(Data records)
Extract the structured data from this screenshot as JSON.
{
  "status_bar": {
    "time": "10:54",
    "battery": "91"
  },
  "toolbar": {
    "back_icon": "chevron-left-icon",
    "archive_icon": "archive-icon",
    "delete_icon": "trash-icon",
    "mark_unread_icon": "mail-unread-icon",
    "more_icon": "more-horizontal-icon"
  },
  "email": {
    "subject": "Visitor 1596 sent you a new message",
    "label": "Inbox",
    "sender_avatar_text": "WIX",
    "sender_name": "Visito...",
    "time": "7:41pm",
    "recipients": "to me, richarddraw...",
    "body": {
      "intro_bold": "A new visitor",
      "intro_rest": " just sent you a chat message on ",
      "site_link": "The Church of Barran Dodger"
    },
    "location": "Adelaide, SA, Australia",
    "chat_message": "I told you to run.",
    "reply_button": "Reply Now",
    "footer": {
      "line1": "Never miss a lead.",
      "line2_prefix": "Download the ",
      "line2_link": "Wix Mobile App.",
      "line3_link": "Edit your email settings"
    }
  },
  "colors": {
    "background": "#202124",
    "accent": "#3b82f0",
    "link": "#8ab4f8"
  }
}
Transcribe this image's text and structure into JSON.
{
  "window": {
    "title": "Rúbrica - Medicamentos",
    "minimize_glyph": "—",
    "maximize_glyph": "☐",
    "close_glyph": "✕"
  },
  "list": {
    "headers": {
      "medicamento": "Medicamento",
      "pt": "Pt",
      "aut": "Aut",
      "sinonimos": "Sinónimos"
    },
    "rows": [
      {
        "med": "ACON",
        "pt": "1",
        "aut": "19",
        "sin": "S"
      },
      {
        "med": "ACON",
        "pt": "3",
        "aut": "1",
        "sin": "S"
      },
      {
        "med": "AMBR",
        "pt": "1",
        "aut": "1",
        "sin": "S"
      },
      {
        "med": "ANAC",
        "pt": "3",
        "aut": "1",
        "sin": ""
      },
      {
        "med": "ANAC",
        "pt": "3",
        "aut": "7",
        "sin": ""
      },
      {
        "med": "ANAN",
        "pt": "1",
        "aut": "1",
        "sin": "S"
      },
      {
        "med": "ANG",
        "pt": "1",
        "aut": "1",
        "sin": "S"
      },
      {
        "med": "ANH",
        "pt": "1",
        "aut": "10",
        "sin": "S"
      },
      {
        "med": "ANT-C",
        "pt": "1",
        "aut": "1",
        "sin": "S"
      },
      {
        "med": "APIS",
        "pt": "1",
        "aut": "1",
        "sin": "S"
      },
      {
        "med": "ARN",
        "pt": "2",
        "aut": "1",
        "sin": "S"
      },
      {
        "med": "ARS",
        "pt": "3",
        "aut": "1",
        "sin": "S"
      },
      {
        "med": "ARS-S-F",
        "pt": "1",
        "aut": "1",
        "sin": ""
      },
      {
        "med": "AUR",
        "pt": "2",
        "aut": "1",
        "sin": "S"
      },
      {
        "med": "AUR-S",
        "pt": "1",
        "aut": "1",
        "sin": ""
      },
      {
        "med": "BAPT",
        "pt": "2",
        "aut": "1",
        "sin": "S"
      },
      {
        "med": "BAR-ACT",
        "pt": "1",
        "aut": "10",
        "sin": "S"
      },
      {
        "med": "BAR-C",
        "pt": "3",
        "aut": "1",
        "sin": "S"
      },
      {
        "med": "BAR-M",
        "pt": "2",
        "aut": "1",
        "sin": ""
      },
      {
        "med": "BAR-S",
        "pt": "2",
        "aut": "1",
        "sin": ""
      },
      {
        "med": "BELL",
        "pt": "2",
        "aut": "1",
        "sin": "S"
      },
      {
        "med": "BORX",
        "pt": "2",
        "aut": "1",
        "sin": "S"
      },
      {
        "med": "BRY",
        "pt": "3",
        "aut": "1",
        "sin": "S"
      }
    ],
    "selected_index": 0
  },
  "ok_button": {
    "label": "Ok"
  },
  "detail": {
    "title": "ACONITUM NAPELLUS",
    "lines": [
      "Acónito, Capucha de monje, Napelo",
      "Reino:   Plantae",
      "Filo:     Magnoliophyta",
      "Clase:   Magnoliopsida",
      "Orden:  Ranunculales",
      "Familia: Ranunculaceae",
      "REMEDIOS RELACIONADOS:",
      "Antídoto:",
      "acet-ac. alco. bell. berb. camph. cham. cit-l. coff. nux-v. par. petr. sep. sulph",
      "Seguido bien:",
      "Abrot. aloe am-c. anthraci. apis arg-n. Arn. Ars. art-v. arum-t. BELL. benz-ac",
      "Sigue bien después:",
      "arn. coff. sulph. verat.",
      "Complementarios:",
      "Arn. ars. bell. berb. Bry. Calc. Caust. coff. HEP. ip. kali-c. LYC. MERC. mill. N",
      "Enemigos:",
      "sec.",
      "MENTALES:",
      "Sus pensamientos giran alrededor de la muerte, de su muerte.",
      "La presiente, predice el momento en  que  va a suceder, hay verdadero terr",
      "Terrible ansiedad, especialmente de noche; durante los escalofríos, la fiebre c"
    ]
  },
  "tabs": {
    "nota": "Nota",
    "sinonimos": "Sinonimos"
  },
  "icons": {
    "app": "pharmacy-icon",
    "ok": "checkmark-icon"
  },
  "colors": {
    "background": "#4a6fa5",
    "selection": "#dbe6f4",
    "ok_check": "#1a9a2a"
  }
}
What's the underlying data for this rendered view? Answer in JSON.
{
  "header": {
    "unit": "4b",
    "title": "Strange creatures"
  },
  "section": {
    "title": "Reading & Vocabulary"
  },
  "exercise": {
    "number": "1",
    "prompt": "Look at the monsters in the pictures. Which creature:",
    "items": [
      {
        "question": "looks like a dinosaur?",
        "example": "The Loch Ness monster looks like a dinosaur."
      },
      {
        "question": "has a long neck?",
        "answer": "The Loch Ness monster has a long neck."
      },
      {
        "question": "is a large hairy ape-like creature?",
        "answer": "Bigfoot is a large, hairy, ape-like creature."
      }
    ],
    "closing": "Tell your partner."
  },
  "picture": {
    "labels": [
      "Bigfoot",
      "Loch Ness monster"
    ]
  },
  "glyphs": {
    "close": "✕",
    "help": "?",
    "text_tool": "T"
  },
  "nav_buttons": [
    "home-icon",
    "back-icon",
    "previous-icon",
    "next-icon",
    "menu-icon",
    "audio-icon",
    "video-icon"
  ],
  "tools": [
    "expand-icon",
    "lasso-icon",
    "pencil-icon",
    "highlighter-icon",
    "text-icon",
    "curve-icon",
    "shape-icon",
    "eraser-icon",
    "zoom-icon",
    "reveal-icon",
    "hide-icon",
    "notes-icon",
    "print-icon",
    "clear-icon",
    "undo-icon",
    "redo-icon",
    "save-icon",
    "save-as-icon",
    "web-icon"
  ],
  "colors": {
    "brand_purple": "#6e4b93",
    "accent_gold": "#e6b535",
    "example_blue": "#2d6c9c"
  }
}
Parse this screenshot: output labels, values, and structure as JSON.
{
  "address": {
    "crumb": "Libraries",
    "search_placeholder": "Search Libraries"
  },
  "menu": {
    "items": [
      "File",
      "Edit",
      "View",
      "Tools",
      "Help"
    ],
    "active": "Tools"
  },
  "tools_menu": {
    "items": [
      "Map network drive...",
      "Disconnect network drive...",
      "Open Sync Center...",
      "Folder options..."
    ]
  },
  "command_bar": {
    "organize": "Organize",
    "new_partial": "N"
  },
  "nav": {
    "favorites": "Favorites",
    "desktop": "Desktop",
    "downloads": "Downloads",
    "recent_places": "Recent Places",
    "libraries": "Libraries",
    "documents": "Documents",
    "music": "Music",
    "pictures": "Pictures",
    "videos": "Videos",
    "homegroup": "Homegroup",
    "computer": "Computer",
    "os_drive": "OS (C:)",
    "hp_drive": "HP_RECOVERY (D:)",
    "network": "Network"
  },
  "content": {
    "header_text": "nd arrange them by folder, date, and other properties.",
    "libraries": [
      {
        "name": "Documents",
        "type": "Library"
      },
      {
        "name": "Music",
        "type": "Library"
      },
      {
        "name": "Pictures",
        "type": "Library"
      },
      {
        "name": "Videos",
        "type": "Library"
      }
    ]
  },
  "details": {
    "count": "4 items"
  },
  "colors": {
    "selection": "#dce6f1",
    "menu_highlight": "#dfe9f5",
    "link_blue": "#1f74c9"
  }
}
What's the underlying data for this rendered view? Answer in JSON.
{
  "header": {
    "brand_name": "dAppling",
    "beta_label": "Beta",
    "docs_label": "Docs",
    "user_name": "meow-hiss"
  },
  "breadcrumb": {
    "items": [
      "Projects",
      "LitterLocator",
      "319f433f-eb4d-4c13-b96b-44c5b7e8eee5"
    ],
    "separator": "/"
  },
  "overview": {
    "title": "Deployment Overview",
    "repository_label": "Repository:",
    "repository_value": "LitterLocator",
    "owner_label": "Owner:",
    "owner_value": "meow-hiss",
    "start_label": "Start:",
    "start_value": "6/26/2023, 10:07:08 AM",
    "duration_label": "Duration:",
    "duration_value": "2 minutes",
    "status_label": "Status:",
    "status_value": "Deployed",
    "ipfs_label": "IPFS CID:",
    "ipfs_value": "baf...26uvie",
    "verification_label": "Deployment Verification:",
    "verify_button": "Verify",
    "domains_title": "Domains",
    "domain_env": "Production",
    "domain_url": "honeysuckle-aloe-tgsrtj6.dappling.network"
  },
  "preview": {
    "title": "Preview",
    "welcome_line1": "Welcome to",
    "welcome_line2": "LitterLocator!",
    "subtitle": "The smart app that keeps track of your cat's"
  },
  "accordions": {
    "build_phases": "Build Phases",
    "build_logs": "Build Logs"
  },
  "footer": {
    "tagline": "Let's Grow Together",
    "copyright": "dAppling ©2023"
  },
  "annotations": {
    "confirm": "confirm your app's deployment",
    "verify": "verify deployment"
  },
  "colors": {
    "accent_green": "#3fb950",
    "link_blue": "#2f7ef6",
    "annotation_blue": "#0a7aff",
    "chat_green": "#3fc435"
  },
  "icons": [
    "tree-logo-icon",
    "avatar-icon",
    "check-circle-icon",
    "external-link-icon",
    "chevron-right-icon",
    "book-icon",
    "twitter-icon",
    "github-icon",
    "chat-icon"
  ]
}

§ Written task
Pick out every line with the string "Ness" and copy it.

§ Task output
        "example": "The Loch Ness monster looks like a dinosaur."
        "answer": "The Loch Ness monster has a long neck."
      "Loch Ness monster"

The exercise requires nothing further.